** Begin PROVIDED MATERIAL **

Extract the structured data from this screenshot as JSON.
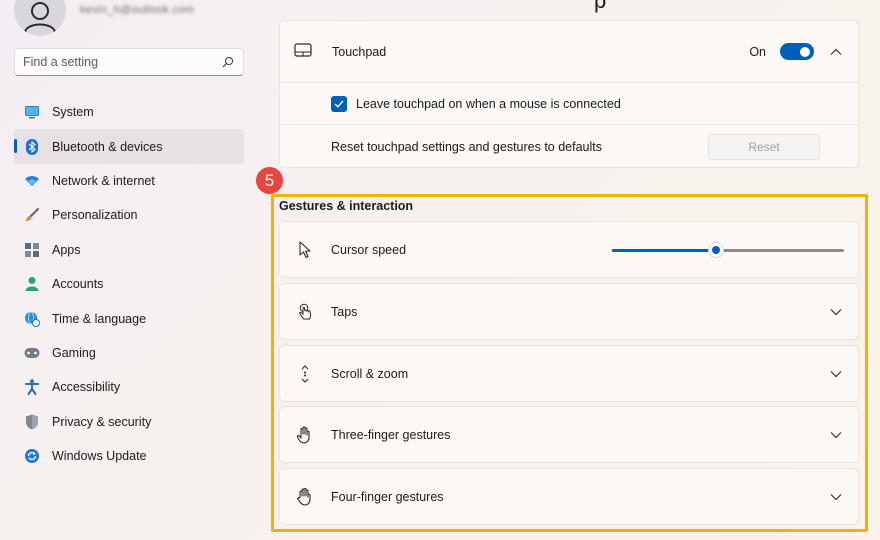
{
  "account": {
    "email": "kevin_h@outlook.com"
  },
  "search": {
    "placeholder": "Find a setting"
  },
  "sidebar": {
    "items": [
      {
        "label": "System",
        "icon": "monitor-icon"
      },
      {
        "label": "Bluetooth & devices",
        "icon": "bluetooth-icon",
        "active": true
      },
      {
        "label": "Network & internet",
        "icon": "wifi-icon"
      },
      {
        "label": "Personalization",
        "icon": "brush-icon"
      },
      {
        "label": "Apps",
        "icon": "apps-icon"
      },
      {
        "label": "Accounts",
        "icon": "person-icon"
      },
      {
        "label": "Time & language",
        "icon": "globe-clock-icon"
      },
      {
        "label": "Gaming",
        "icon": "gamepad-icon"
      },
      {
        "label": "Accessibility",
        "icon": "accessibility-icon"
      },
      {
        "label": "Privacy & security",
        "icon": "shield-icon"
      },
      {
        "label": "Windows Update",
        "icon": "update-icon"
      }
    ]
  },
  "touchpad": {
    "title": "Touchpad",
    "toggle_state": "On",
    "leave_on_label": "Leave touchpad on when a mouse is connected",
    "reset_label": "Reset touchpad settings and gestures to defaults",
    "reset_button": "Reset"
  },
  "annotation": {
    "badge": "5",
    "highlight_color": "#f0b400"
  },
  "gestures": {
    "title": "Gestures & interaction",
    "cursor_speed": {
      "label": "Cursor speed",
      "value_fraction": 0.45
    },
    "rows": [
      {
        "label": "Taps",
        "icon": "tap-icon"
      },
      {
        "label": "Scroll & zoom",
        "icon": "scroll-icon"
      },
      {
        "label": "Three-finger gestures",
        "icon": "hand-three-icon"
      },
      {
        "label": "Four-finger gestures",
        "icon": "hand-four-icon"
      }
    ]
  },
  "colors": {
    "accent": "#005fb8",
    "badge": "#e8453c"
  }
}
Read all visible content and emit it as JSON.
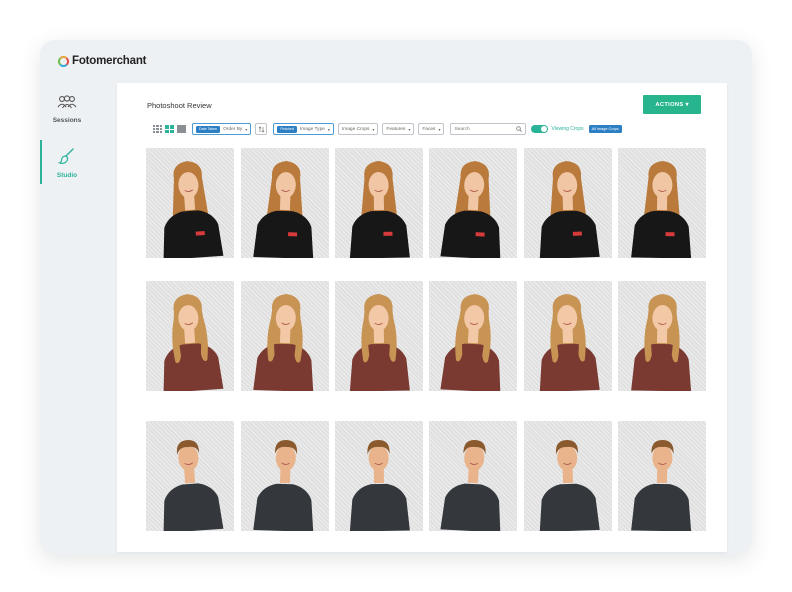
{
  "brand": {
    "name": "Fotomerchant"
  },
  "sidebar": {
    "items": [
      {
        "label": "Sessions",
        "icon": "users-icon",
        "active": false
      },
      {
        "label": "Studio",
        "icon": "brush-icon",
        "active": true
      }
    ]
  },
  "page": {
    "title": "Photoshoot Review"
  },
  "actions": {
    "label": "ACTIONS ▾"
  },
  "toolbar": {
    "view_modes": [
      "grid-small-icon",
      "grid-medium-icon",
      "grid-large-icon"
    ],
    "active_view": 1,
    "order": {
      "tag": "Date Taken",
      "label": "Order By"
    },
    "image_type": {
      "tag": "Finished",
      "label": "Image Type"
    },
    "image_crops": "Image Crops",
    "features": "Features",
    "faces": "Faces",
    "search": {
      "placeholder": "Search"
    },
    "viewing_crops": "Viewing Crops",
    "all_crops": "All Image Crops"
  },
  "colors": {
    "accent": "#2bb39a",
    "actions_button": "#27b58e",
    "tag_blue": "#2d7fc4",
    "frame_bg": "#eef1f4"
  },
  "gallery": {
    "rows": [
      {
        "subject": "girl-black-shirt",
        "count": 6
      },
      {
        "subject": "girl-red-top",
        "count": 6
      },
      {
        "subject": "boy-dark-shirt",
        "count": 6
      }
    ]
  }
}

** End PROVIDED MATERIAL **

WHAT YOU SHOULD DO – Copy each line from the records above that includes the string "grid".

EXERCISE SOLUTION –
      "grid-small-icon",
      "grid-medium-icon",
      "grid-large-icon"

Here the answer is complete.